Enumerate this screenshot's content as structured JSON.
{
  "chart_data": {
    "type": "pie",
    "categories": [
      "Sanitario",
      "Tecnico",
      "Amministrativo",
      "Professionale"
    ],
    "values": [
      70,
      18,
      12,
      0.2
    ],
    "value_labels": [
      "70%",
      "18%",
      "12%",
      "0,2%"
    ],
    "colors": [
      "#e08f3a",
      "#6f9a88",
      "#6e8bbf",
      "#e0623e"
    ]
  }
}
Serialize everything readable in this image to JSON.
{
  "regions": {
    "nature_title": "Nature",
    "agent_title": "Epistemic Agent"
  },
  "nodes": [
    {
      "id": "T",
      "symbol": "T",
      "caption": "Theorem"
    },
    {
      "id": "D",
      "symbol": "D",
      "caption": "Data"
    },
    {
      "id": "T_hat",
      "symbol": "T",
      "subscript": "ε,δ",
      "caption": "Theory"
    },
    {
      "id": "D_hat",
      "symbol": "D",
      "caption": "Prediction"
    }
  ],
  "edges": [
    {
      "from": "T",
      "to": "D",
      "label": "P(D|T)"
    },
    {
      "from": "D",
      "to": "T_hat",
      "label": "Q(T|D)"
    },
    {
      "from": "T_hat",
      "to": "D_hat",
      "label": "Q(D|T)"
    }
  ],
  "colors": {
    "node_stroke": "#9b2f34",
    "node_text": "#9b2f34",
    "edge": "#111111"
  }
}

* [GIVEN EXERCISE] Return exactly the lines from the line bearing "Serialize everything readable" to the end of the records, inclusive of both; include no other lines.

* [ANSWER IN FULL]
Serialize everything readable in this image to JSON.
{
  "regions": {
    "nature_title": "Nature",
    "agent_title": "Epistemic Agent"
  },
  "nodes": [
    {
      "id": "T",
      "symbol": "T",
      "caption": "Theorem"
    },
    {
      "id": "D",
      "symbol": "D",
      "caption": "Data"
    },
    {
      "id": "T_hat",
      "symbol": "T",
      "subscript": "ε,δ",
      "caption": "Theory"
    },
    {
      "id": "D_hat",
      "symbol": "D",
      "caption": "Prediction"
    }
  ],
  "edges": [
    {
      "from": "T",
      "to": "D",
      "label": "P(D|T)"
    },
    {
      "from": "D",
      "to": "T_hat",
      "label": "Q(T|D)"
    },
    {
      "from": "T_hat",
      "to": "D_hat",
      "label": "Q(D|T)"
    }
  ],
  "colors": {
    "node_stroke": "#9b2f34",
    "node_text": "#9b2f34",
    "edge": "#111111"
  }
}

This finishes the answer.